### RECORD SET

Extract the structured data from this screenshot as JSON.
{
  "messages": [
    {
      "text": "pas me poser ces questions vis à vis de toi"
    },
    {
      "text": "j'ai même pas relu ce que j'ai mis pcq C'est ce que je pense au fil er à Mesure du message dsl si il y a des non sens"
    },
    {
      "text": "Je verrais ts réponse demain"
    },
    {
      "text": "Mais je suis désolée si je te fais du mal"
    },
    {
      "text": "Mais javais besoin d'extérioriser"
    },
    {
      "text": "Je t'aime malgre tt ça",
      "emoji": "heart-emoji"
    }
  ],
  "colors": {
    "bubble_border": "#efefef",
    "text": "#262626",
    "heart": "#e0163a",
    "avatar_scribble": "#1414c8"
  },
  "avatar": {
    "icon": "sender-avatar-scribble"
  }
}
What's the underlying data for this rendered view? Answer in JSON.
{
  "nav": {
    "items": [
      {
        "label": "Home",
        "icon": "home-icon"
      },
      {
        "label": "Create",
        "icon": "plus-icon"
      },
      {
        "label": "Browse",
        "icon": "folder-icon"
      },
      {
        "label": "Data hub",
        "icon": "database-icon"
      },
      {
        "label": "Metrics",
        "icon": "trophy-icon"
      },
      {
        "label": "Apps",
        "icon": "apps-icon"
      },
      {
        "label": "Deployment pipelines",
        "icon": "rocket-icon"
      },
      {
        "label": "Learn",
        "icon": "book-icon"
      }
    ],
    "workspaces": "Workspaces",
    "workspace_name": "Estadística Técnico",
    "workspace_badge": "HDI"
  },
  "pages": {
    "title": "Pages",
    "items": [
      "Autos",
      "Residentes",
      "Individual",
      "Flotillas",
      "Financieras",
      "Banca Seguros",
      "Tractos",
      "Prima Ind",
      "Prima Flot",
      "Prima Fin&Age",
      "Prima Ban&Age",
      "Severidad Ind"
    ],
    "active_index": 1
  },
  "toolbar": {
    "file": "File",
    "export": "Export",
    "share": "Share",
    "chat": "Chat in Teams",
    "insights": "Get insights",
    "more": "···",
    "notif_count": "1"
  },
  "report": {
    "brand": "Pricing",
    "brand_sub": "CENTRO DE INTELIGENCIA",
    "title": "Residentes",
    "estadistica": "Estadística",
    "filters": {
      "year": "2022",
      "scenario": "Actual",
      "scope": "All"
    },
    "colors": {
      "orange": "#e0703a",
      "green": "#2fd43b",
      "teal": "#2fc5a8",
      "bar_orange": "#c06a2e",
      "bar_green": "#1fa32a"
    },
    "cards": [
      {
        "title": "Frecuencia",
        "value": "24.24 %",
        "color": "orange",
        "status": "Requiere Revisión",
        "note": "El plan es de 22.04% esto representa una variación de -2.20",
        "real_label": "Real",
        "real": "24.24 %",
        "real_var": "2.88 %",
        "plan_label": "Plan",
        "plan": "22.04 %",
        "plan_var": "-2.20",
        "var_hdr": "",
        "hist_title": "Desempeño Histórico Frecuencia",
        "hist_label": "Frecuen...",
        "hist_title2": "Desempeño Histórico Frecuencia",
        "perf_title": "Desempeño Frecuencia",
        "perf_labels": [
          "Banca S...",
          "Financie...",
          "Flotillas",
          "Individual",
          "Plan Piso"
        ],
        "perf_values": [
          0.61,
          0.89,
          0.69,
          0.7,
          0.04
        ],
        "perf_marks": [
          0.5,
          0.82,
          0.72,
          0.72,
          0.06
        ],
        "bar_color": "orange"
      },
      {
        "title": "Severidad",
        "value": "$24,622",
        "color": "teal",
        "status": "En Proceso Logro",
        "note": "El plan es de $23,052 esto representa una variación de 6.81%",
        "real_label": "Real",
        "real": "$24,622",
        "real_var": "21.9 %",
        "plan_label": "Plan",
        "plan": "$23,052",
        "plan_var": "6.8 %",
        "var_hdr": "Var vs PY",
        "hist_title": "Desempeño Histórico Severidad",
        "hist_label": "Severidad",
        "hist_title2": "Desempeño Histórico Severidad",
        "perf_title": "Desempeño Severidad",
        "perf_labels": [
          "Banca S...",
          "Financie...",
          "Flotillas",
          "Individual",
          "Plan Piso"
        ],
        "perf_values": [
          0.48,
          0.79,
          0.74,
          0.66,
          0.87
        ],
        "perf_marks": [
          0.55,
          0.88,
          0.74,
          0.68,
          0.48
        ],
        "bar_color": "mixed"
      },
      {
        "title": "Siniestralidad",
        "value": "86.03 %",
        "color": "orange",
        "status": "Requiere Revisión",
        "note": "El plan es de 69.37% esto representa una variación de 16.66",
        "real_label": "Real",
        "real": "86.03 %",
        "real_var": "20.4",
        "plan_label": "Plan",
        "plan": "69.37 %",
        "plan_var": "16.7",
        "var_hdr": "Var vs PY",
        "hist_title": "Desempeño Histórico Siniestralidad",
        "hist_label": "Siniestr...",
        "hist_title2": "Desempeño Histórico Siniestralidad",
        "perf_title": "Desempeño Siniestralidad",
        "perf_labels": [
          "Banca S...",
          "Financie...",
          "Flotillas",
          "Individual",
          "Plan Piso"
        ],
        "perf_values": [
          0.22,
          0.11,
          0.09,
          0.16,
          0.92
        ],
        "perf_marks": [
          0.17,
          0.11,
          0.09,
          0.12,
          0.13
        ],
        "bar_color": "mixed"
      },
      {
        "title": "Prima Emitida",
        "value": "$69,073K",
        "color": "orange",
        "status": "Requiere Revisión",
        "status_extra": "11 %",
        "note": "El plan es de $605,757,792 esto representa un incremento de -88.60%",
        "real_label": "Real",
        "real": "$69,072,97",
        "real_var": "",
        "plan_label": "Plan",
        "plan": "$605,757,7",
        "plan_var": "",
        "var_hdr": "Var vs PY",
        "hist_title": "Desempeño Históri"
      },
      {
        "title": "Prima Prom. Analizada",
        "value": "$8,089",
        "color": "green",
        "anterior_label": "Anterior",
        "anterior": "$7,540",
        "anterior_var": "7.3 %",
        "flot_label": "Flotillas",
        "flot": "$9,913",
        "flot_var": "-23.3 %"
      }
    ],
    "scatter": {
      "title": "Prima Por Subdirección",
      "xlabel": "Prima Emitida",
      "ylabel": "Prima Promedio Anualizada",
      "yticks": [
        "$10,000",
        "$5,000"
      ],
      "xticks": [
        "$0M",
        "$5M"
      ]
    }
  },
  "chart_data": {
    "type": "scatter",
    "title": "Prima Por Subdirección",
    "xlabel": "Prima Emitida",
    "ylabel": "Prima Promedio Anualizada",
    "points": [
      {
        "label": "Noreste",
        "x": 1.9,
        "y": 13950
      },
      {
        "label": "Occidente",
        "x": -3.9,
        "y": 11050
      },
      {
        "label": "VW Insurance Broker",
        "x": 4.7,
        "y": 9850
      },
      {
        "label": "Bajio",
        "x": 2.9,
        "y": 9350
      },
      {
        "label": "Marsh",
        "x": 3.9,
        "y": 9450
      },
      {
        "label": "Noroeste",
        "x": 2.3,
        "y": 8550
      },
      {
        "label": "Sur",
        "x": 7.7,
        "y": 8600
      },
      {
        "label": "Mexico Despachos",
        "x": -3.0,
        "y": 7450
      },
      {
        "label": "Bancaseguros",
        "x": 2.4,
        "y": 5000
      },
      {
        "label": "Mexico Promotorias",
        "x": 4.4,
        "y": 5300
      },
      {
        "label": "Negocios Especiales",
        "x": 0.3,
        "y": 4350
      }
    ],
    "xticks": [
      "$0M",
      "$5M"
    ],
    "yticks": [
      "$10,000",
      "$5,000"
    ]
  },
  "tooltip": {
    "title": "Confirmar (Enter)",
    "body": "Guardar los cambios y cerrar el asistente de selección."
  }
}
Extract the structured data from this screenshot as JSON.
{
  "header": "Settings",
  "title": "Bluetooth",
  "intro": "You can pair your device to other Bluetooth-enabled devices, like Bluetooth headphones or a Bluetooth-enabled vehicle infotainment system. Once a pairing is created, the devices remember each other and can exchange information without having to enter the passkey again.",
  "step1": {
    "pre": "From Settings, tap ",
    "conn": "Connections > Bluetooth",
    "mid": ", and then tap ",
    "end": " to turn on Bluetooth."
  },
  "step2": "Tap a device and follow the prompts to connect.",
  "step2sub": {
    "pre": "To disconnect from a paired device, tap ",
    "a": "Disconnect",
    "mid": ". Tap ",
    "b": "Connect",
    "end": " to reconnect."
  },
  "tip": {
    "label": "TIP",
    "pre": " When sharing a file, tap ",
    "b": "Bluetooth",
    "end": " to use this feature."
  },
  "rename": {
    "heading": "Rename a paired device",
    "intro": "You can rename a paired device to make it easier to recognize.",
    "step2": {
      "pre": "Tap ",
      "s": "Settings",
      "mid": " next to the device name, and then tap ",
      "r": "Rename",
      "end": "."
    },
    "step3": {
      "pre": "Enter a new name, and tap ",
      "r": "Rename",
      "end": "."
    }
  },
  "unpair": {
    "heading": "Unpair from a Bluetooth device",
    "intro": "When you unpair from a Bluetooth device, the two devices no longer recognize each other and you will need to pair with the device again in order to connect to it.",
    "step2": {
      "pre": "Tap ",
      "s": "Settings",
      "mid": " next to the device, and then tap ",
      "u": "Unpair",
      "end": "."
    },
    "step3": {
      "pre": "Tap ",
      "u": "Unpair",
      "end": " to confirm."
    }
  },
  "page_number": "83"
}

### TASK STATEMENT
Check every line of the data above for the string "variación", and copy those that have it.

### OUTPUT BELOW
        "note": "El plan es de 22.04% esto representa una variación de -2.20",
        "note": "El plan es de $23,052 esto representa una variación de 6.81%",
        "note": "El plan es de 69.37% esto representa una variación de 16.66",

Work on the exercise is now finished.